6. Le Szopa, ainsi que plusieurs bancs placés en plein air pour les nonces, est environné d’un rempart & d’un fossé sec, qui ont trois ouvertures, par où l’on peut entrer, sortir & communiquer avec la noblesse campée autour de cette enceinte. Voilà précisément qu’elle est la forme du champ électoral : mais il faut observer que dans cette diette, l’assemblée des nonces, ne porte plus le titre de chambre, & s’appelle Rote équestre.
Ouverture de la diette d’élection.7. Quand le jour marqué pour l’ouverture de cette diette est arrivé, on commence par faire célébrer une messe solemnelle chantée dans l’église cathédrale de Varsovie, à laquelle le primat, les sénateurs, les ministres & quantité de membres de l’ordre équestre ne manquent pas de se trouver ; & ensuite on se rend au champ électoral.
Directeur.8. Les sénateurs & les ministres se placent dans le Szopa, chacun suivant son rang, & le premier préside : les nonces prennent séance sur les bancs qui leur sont préparés. Comme cette assemblée n’a point encore de maréchal, on en remet le bâton, ou à celui qui en a fait les fonctions dans la diette de convocation, ou en son absence à quelque autre nonce qui prend le titre de directeur ordinaire.

○ ○ ○

Consignes:
[A] D'après l'extrait sur la diette d'élection, qui assiste à la messe solennelle célébrée dans la cathédrale de Varsovie ? Énumérez tous ceux qu'il mentionne.
[B] Reprenez l'extrait sur la diette d'élection à la suite de sa dernière phrase.
Les items fournis n'ont aucun rapport avec l'extrait sur la diette d'élection.

○ ○ ○

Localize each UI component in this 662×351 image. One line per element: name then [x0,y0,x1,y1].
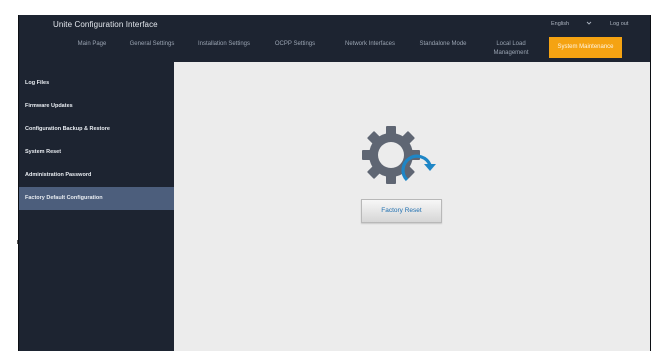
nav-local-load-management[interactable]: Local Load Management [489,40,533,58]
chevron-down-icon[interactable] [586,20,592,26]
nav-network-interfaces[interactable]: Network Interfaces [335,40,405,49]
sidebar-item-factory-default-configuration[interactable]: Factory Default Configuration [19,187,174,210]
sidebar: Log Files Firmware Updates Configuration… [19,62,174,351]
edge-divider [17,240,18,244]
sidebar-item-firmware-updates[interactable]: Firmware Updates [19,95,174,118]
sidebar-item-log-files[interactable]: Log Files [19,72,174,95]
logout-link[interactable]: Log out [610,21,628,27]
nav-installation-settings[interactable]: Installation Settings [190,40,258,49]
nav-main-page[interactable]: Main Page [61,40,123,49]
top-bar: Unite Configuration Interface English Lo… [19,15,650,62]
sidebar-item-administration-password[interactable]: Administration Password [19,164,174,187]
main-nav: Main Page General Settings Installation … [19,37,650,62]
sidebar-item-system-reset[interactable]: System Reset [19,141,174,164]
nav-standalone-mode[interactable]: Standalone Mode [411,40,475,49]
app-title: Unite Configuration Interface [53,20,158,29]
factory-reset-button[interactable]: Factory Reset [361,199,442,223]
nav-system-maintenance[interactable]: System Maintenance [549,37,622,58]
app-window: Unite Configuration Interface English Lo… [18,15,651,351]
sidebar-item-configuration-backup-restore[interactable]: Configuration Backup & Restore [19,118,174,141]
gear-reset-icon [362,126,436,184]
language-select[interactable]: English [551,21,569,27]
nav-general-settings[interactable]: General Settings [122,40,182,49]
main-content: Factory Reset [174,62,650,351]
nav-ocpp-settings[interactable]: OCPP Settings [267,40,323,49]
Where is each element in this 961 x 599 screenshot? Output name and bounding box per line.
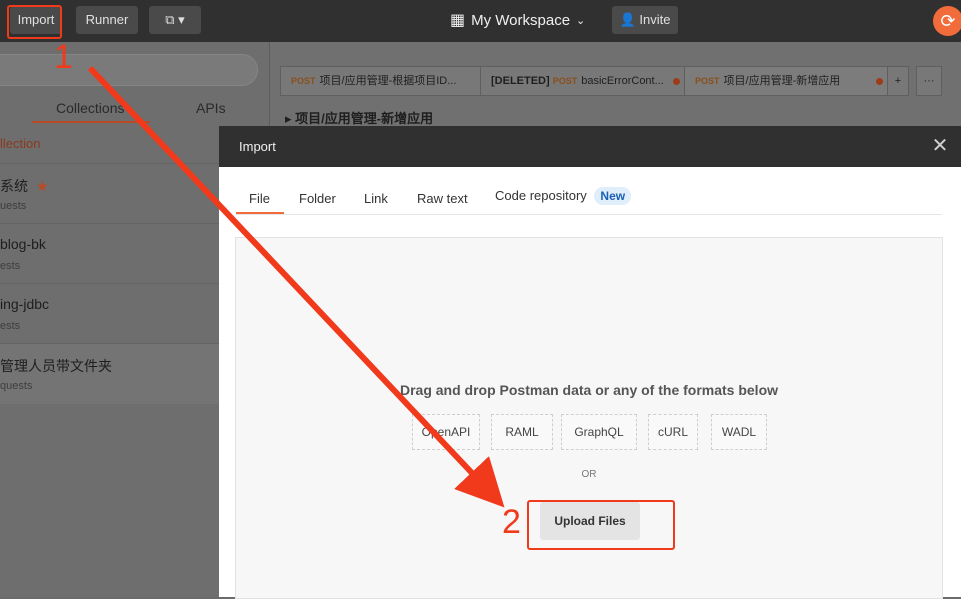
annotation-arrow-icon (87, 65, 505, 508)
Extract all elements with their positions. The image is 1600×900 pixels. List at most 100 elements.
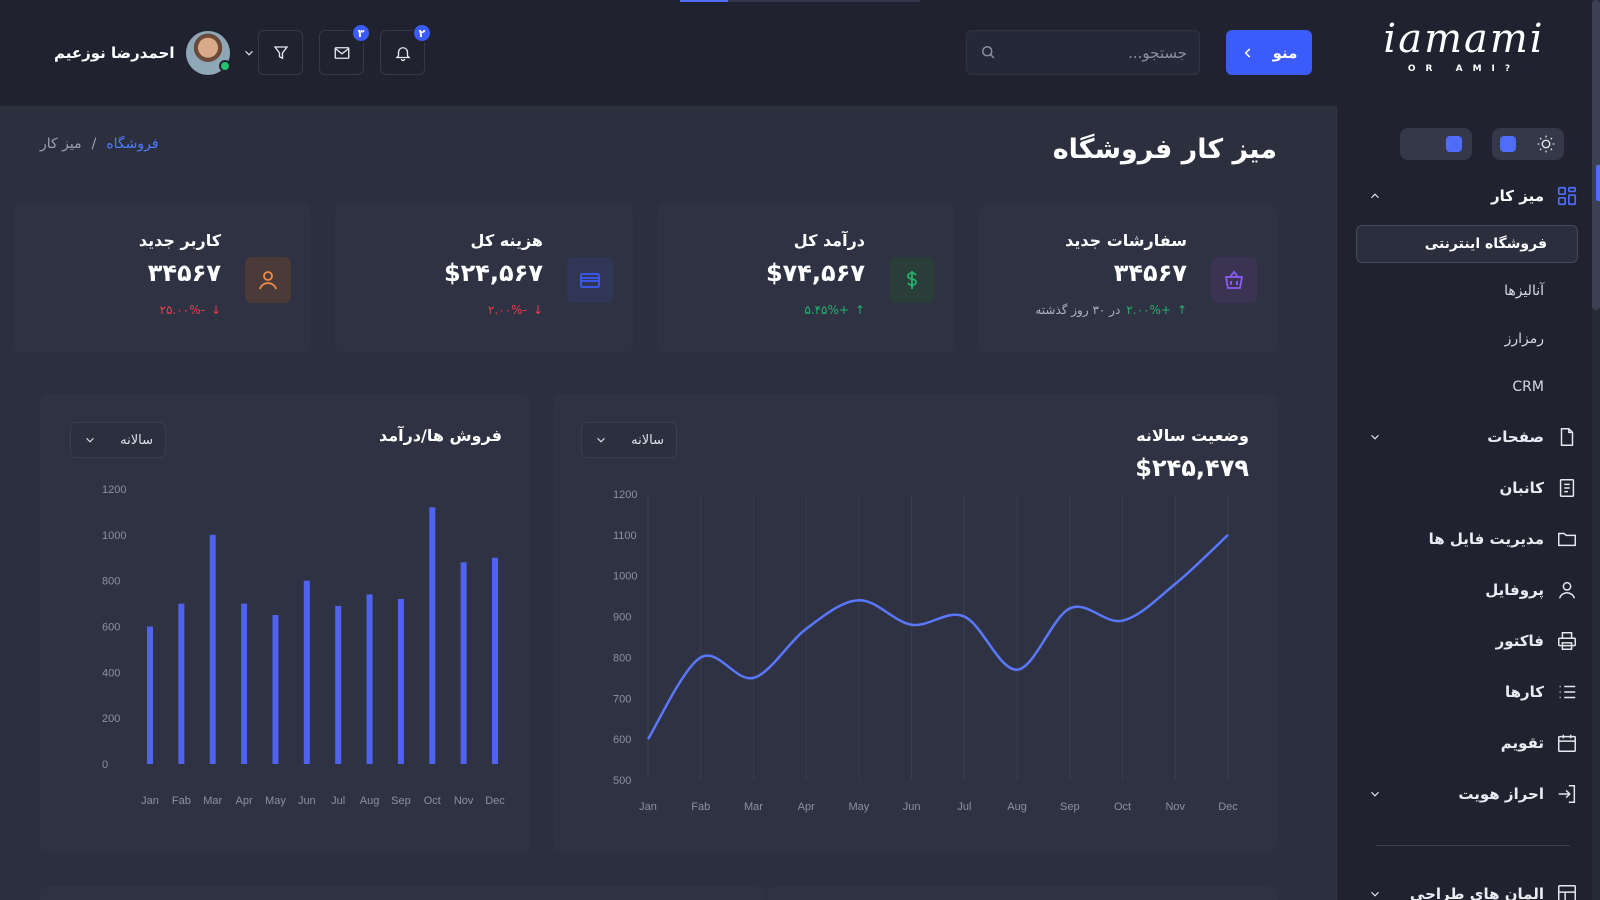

○ ○ ○

Réponses par consigne:
[A] Le primat, les sénateurs, les ministres et quantité de membres de l'ordre équestre.

[B]
Maréchal.9. Aussitôt que le maréchal est nommé suivant les droits alternatifs, ce qui ne s’achève guère sans de grands débats, on lui fait prêter serment qu’il s’aquittera fidèlement de sa charge, qu’il ne recevra de présens de personne, qu’il n’entretiendra aucunes liaisons secrètes avec les candidats, & qu’il ne signera point le diplôme d’élection sans le consentement de la république.
10. Le maréchal étant élu, les deux chambres se complimentent & se haranguent mutuellement comme dans les autres diettes. On travaille ensuite à donner une force nouvelle aux jugemens généraux de Kaptur, dont il a été parlé dans le chapitre précédent article 14.
Jugemens généraux de Kaptur11. Pour y procéder, le primat joint aux grands & petits maréchaux, (qui doivent être présidens naturels de cette assemblée) trois assesseurs tirés de l’ordre des sénateurs, l’un de la grande, le second de la petite Pologne & le troisième de Lithuanie : & le maréchal des nonces y ajoute douze députés de la rote équestre, savoir, quatre pour chacune des provinces qu’on vient de nommer.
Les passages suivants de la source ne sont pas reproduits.